> [What you will do] Spot each line that carries the word "Clapan"; copy those lines.

> [Record excerpts]
------------------------------------------------------------------------
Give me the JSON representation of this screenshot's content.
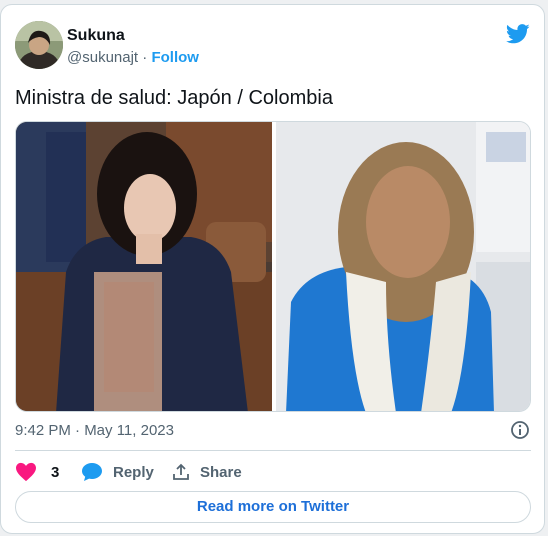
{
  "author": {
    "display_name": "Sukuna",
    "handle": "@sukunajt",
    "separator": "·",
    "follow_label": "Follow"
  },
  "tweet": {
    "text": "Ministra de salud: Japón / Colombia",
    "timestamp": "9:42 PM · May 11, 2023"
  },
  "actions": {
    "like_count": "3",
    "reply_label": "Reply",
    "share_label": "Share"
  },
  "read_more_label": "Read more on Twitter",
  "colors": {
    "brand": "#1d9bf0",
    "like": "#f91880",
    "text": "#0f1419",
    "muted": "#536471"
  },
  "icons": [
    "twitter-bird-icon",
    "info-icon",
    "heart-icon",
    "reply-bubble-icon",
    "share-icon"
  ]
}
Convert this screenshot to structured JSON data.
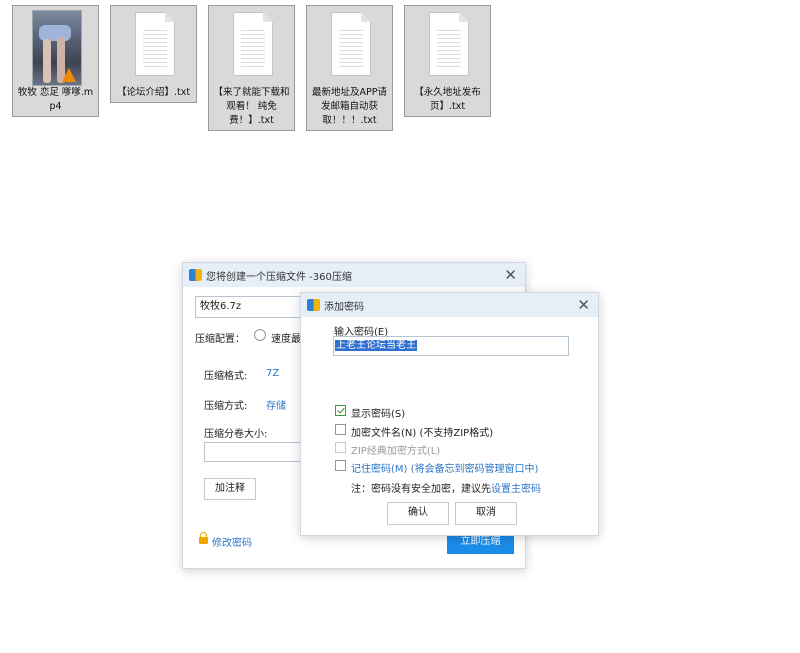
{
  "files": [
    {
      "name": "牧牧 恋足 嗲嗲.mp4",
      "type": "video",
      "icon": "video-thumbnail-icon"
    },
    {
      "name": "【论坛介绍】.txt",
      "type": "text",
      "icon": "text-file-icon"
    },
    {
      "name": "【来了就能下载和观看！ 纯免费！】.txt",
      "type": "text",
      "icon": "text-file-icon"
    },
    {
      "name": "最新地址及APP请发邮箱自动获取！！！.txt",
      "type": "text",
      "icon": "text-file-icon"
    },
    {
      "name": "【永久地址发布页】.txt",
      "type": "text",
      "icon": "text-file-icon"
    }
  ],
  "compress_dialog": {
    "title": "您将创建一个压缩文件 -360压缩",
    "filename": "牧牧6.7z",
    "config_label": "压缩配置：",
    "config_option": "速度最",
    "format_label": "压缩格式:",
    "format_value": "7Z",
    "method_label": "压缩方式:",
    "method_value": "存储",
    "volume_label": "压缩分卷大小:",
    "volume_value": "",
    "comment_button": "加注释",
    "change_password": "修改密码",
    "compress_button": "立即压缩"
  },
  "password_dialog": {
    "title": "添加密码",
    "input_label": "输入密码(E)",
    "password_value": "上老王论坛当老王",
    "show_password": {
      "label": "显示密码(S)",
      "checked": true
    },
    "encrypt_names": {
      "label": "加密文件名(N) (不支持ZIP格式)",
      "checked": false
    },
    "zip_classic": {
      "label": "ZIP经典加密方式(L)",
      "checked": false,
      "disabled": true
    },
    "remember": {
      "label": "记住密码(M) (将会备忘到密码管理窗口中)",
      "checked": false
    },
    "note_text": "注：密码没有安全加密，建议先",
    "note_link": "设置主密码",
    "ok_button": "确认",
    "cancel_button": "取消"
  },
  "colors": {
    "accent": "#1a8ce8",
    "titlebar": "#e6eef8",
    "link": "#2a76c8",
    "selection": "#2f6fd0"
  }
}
------------------------------------------------------------------------
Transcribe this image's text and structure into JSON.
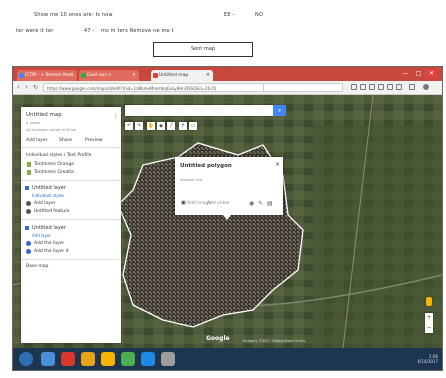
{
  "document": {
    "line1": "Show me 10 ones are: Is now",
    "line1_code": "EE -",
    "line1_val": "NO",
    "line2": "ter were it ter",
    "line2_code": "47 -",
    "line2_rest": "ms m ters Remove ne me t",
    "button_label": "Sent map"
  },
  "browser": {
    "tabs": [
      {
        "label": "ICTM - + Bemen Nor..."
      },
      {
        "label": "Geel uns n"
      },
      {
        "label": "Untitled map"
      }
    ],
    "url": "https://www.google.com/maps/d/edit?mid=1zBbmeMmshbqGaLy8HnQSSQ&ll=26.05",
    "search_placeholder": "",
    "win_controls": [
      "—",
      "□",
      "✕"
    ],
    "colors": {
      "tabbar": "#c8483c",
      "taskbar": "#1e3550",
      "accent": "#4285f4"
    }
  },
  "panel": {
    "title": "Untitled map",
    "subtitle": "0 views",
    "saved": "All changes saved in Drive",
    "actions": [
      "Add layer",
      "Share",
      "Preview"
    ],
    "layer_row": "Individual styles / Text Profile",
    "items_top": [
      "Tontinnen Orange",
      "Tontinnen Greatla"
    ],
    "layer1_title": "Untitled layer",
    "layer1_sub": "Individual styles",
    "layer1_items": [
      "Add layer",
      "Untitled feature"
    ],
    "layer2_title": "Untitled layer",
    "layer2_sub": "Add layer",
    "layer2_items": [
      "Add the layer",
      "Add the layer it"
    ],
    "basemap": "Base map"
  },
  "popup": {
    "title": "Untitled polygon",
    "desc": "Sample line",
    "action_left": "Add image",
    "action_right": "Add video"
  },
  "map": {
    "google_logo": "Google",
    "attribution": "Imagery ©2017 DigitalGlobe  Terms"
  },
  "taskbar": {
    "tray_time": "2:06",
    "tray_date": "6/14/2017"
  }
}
------------------------------------------------------------------------
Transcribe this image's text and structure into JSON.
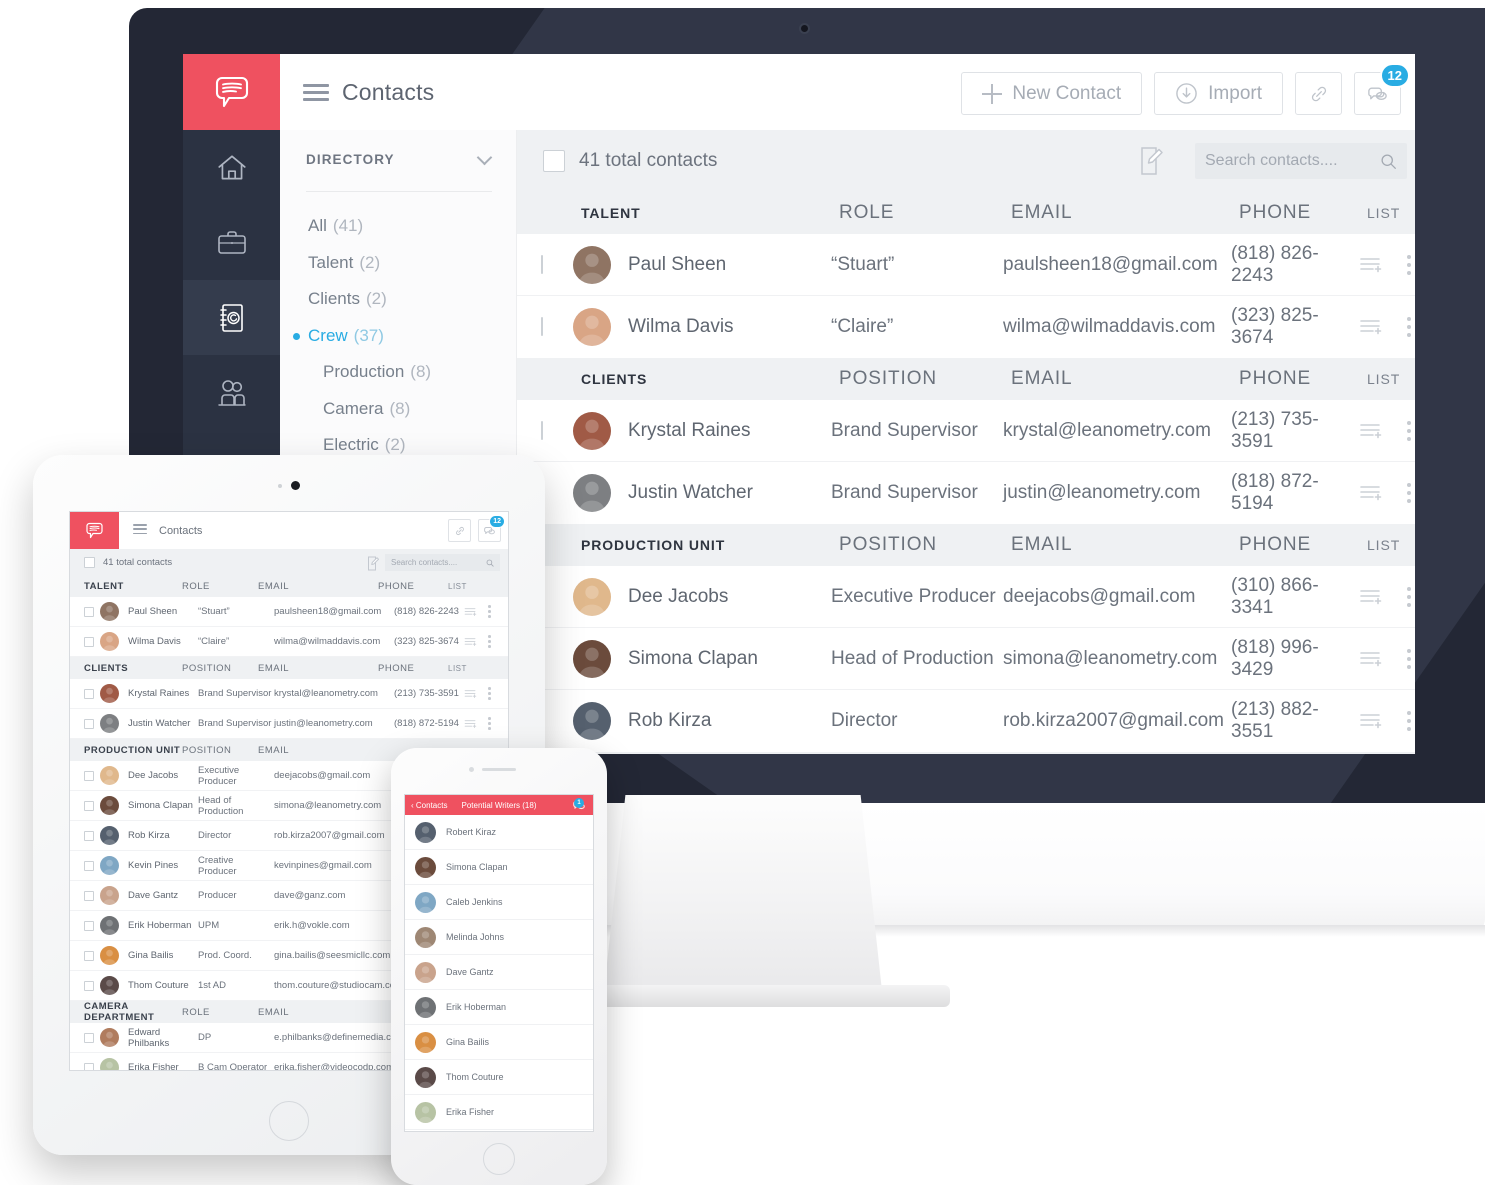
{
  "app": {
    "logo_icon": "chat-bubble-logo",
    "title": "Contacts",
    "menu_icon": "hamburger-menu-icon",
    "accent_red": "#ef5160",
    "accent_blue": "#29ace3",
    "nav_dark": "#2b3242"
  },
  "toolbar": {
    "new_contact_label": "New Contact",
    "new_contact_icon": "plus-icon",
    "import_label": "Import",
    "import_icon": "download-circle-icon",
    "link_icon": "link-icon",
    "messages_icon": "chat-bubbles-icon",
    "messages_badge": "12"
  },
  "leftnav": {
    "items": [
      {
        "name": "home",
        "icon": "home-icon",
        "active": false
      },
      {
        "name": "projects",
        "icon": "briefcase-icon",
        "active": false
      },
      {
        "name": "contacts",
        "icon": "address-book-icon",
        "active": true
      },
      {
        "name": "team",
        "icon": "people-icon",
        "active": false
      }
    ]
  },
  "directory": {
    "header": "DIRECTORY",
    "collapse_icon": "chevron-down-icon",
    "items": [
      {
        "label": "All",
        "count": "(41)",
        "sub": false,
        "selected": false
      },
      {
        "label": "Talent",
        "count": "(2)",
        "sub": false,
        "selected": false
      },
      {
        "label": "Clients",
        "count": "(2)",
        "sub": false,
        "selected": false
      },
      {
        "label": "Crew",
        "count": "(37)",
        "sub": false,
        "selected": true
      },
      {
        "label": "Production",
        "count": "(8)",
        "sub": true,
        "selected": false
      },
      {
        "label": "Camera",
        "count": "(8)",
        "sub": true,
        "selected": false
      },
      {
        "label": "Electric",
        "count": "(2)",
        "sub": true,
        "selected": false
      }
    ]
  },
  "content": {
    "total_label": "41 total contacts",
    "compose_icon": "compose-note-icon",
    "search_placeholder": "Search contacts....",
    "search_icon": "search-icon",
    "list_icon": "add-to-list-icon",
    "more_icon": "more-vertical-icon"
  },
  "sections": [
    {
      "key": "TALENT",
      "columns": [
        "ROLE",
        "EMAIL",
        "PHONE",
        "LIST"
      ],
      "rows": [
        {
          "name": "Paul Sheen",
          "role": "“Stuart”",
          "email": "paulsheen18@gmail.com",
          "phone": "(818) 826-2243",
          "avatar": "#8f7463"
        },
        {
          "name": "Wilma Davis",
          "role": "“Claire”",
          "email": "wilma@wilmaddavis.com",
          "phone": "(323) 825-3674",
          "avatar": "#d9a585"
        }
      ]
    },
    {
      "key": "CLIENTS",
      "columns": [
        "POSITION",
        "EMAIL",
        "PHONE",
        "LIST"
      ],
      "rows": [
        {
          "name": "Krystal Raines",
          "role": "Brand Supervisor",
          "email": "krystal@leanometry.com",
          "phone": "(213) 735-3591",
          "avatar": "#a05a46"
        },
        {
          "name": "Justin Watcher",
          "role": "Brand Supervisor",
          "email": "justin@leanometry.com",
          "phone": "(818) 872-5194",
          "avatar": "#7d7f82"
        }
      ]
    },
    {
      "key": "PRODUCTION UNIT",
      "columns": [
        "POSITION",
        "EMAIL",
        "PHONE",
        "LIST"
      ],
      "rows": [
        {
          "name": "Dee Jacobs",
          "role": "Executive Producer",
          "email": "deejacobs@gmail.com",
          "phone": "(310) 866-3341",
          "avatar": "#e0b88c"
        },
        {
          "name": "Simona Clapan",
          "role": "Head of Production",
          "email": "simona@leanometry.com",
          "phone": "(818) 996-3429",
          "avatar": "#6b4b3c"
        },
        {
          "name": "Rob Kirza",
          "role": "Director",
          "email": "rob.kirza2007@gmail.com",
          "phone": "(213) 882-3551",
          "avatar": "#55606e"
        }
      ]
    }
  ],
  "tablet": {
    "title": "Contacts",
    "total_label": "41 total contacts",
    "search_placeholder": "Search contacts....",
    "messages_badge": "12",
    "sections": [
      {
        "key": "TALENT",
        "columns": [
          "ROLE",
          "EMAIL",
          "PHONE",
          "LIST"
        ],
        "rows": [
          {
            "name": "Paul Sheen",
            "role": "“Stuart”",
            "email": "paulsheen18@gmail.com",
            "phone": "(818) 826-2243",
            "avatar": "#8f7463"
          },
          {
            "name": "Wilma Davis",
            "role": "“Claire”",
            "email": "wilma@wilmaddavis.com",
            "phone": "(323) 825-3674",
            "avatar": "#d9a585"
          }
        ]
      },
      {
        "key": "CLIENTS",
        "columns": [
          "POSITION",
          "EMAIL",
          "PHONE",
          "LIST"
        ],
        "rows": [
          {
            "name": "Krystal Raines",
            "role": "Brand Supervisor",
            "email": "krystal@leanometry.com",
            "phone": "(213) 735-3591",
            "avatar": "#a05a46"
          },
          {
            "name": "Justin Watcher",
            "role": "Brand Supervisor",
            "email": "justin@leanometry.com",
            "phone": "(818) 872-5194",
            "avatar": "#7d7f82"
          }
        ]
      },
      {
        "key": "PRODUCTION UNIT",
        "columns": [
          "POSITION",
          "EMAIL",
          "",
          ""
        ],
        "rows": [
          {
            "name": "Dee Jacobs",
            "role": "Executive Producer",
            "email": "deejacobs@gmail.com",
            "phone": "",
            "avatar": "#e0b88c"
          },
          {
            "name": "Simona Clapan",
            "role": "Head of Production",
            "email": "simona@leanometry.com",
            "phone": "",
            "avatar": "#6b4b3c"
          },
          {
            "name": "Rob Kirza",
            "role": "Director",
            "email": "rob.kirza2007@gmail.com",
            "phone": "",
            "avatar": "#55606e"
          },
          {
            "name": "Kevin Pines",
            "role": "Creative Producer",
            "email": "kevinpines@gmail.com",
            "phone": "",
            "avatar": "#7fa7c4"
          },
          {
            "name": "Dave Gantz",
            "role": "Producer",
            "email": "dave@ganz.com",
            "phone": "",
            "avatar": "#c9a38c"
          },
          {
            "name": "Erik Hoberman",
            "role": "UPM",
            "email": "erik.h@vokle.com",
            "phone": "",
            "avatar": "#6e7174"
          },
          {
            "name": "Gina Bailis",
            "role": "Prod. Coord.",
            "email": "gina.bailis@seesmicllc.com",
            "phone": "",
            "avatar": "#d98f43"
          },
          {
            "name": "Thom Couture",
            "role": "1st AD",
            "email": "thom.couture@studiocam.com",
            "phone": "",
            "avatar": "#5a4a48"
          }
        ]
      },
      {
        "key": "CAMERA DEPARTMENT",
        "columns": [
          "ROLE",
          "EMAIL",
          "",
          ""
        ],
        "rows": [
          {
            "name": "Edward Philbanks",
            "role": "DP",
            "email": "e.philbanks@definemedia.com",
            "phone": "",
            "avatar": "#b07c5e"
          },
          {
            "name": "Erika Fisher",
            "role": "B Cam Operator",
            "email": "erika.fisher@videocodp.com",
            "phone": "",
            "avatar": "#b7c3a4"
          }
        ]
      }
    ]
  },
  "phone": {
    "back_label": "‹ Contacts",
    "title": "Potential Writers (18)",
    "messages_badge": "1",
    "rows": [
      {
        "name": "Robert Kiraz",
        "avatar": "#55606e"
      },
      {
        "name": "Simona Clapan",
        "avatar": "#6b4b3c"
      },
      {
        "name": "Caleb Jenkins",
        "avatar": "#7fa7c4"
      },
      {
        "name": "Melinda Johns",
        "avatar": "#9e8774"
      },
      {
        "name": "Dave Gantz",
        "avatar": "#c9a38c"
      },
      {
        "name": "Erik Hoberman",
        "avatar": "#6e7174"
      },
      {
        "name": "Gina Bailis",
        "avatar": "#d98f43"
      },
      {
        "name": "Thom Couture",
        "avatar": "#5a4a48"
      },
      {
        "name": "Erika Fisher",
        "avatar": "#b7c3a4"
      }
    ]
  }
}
------------------------------------------------------------------------
> [Complete answer]
          "name": "Simona Clapan",
            "name": "Simona Clapan",
        "name": "Simona Clapan",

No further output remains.